Collected data »
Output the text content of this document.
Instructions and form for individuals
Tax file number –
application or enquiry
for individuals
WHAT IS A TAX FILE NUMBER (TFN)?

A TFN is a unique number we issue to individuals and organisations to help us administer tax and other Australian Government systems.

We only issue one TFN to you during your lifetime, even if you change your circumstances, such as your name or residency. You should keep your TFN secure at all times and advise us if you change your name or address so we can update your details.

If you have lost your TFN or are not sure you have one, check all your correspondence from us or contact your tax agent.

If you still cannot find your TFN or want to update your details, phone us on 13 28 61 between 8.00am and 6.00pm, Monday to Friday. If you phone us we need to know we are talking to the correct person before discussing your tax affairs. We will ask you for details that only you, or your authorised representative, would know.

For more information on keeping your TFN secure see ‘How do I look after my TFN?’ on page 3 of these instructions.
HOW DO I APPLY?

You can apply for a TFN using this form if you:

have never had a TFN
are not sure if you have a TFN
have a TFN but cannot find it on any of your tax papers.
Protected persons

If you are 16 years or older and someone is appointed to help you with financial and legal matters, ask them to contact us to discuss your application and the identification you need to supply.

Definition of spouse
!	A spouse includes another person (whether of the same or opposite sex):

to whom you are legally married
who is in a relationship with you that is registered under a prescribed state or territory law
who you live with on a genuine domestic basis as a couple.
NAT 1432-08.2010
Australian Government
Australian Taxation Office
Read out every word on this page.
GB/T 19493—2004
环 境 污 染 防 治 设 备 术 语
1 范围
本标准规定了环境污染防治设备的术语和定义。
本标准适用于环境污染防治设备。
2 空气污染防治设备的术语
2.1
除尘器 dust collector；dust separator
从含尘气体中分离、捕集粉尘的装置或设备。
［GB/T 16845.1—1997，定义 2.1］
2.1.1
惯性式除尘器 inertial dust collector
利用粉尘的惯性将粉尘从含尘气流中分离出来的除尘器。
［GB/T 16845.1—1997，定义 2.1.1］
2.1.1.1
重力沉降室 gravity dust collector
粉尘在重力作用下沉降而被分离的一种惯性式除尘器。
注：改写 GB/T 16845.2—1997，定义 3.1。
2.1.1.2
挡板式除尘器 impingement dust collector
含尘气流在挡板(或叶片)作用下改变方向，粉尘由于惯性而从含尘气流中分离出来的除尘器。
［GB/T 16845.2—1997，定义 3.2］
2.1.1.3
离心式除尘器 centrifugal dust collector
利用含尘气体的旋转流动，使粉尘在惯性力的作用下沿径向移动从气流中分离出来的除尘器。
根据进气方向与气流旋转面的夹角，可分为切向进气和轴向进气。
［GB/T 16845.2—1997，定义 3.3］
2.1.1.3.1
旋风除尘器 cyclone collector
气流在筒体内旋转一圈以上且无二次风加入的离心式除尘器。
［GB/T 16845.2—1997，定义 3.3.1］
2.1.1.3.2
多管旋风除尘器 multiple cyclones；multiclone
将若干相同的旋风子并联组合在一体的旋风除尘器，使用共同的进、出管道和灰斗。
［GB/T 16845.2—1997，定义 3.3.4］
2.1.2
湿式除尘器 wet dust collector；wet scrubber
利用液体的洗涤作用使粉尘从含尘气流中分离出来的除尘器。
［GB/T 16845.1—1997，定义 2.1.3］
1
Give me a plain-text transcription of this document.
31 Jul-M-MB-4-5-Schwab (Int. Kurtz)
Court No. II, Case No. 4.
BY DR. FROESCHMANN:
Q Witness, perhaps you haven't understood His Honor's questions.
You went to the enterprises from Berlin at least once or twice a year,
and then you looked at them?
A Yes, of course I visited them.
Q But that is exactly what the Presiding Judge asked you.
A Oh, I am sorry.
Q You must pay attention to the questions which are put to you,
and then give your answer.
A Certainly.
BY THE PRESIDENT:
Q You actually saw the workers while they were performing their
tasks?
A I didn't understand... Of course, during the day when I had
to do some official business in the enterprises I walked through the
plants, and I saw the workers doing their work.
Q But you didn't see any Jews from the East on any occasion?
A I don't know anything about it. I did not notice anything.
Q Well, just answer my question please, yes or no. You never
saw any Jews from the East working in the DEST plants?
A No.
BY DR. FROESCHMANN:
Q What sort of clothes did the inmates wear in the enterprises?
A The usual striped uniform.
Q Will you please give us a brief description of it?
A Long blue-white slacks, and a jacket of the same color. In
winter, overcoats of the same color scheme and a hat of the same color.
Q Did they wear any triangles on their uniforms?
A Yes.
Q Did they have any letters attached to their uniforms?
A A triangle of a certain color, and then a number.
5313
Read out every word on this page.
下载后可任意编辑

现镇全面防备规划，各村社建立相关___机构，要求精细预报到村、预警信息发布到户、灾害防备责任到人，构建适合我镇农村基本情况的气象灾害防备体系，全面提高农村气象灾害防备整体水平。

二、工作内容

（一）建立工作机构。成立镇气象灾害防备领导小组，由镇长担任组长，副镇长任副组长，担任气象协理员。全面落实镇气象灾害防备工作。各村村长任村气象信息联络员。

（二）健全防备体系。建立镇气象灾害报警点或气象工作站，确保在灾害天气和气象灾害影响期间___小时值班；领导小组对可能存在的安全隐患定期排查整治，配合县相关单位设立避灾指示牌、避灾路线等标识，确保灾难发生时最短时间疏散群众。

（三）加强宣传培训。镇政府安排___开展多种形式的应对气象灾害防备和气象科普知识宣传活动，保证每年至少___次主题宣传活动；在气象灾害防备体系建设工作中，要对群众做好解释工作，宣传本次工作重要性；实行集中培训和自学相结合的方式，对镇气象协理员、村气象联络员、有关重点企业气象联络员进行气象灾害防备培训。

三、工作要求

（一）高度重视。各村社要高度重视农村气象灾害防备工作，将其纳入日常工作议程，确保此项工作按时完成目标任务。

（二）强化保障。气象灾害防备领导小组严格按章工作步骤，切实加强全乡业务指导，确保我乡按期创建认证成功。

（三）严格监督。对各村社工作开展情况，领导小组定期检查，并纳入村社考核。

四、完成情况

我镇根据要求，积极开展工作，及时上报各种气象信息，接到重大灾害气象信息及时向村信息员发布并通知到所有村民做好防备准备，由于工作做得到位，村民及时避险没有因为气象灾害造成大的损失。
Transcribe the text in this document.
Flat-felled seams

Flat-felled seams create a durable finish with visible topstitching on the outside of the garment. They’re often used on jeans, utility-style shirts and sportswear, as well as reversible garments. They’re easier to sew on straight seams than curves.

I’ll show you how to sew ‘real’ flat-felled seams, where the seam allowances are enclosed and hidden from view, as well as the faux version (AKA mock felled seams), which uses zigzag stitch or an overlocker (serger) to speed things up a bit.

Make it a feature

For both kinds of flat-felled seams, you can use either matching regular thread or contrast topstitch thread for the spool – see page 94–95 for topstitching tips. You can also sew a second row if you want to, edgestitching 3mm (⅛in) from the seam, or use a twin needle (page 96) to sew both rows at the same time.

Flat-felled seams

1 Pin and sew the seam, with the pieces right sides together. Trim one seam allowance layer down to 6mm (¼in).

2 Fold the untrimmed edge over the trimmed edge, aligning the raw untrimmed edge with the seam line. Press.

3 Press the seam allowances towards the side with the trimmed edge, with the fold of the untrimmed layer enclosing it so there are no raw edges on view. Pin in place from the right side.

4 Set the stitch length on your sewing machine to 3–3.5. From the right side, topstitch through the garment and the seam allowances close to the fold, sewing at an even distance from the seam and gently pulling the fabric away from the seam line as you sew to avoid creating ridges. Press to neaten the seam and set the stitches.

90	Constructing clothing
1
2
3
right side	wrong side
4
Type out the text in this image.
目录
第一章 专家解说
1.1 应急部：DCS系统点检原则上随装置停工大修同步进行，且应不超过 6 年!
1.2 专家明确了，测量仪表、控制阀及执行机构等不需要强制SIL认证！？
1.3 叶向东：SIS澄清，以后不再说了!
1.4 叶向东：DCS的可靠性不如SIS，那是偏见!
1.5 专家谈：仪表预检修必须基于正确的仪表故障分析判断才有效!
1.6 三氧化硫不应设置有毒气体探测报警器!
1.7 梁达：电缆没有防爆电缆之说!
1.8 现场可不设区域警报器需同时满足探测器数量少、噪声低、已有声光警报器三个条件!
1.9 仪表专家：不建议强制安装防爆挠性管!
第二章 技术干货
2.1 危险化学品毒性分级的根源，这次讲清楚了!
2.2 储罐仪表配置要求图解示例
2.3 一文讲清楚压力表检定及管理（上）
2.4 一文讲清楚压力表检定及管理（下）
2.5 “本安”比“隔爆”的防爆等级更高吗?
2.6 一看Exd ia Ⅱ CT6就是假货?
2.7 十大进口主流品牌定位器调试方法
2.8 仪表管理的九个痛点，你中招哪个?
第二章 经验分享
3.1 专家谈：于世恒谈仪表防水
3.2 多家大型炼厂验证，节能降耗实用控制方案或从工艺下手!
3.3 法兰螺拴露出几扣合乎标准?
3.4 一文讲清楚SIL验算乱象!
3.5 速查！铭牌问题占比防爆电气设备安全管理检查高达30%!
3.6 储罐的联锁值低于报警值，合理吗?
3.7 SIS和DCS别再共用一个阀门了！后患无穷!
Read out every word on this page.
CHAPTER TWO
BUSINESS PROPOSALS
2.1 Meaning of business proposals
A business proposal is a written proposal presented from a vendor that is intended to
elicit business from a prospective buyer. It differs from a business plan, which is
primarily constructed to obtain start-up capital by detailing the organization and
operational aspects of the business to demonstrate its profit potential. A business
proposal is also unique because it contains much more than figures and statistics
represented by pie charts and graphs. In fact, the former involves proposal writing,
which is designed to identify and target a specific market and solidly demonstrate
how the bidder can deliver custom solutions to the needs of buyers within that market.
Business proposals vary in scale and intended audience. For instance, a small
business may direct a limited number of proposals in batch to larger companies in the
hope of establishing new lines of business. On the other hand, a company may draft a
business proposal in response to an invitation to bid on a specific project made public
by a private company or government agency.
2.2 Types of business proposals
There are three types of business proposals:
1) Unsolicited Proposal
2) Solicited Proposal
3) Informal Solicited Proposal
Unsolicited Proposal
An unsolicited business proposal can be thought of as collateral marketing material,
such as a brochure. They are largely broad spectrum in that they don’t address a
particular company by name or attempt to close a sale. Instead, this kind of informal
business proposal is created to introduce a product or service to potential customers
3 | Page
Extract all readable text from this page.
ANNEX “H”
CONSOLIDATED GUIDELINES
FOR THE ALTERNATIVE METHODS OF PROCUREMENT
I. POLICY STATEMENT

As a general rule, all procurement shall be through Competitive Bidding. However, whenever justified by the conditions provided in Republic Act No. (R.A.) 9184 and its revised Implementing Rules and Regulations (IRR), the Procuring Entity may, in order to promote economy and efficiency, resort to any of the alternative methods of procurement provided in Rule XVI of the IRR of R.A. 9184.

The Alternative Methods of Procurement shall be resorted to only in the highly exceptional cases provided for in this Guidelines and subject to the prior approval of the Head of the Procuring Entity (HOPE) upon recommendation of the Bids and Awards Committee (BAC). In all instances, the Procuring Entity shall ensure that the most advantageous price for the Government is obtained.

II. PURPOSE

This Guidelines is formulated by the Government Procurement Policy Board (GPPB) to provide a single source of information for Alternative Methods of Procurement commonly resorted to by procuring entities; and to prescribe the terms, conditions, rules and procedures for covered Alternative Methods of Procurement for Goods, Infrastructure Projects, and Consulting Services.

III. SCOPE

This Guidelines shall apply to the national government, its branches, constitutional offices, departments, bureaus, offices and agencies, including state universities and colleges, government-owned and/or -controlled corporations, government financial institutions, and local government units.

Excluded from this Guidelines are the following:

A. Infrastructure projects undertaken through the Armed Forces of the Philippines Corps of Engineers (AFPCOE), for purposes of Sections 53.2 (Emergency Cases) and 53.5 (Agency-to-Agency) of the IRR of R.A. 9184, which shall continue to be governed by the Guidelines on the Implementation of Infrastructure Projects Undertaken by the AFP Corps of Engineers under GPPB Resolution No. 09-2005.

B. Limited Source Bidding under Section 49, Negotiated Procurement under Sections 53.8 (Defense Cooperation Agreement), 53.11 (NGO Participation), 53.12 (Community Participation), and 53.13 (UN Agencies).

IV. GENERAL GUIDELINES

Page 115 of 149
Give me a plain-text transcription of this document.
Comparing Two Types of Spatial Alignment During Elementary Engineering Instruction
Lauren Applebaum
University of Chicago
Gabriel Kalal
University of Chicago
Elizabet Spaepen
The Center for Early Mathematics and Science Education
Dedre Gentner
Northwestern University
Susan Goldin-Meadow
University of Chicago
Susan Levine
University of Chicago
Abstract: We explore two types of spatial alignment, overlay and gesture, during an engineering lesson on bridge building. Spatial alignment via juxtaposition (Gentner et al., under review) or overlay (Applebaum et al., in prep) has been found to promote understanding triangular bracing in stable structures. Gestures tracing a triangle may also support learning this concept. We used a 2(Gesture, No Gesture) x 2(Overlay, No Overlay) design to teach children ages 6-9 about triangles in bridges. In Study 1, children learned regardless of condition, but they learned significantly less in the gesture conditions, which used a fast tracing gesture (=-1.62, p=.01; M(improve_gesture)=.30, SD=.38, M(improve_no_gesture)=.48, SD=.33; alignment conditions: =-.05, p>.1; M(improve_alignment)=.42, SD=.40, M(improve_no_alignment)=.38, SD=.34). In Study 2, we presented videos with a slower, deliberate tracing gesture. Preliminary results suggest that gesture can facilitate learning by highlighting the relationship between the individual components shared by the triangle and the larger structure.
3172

What the exercise asks »
Return a copy of every line that includes the word "dust".

Answer to this exercise »
除尘器 dust collector；dust separator
惯性式除尘器 inertial dust collector
重力沉降室 gravity dust collector
挡板式除尘器 impingement dust collector
离心式除尘器 centrifugal dust collector
湿式除尘器 wet dust collector；wet scrubber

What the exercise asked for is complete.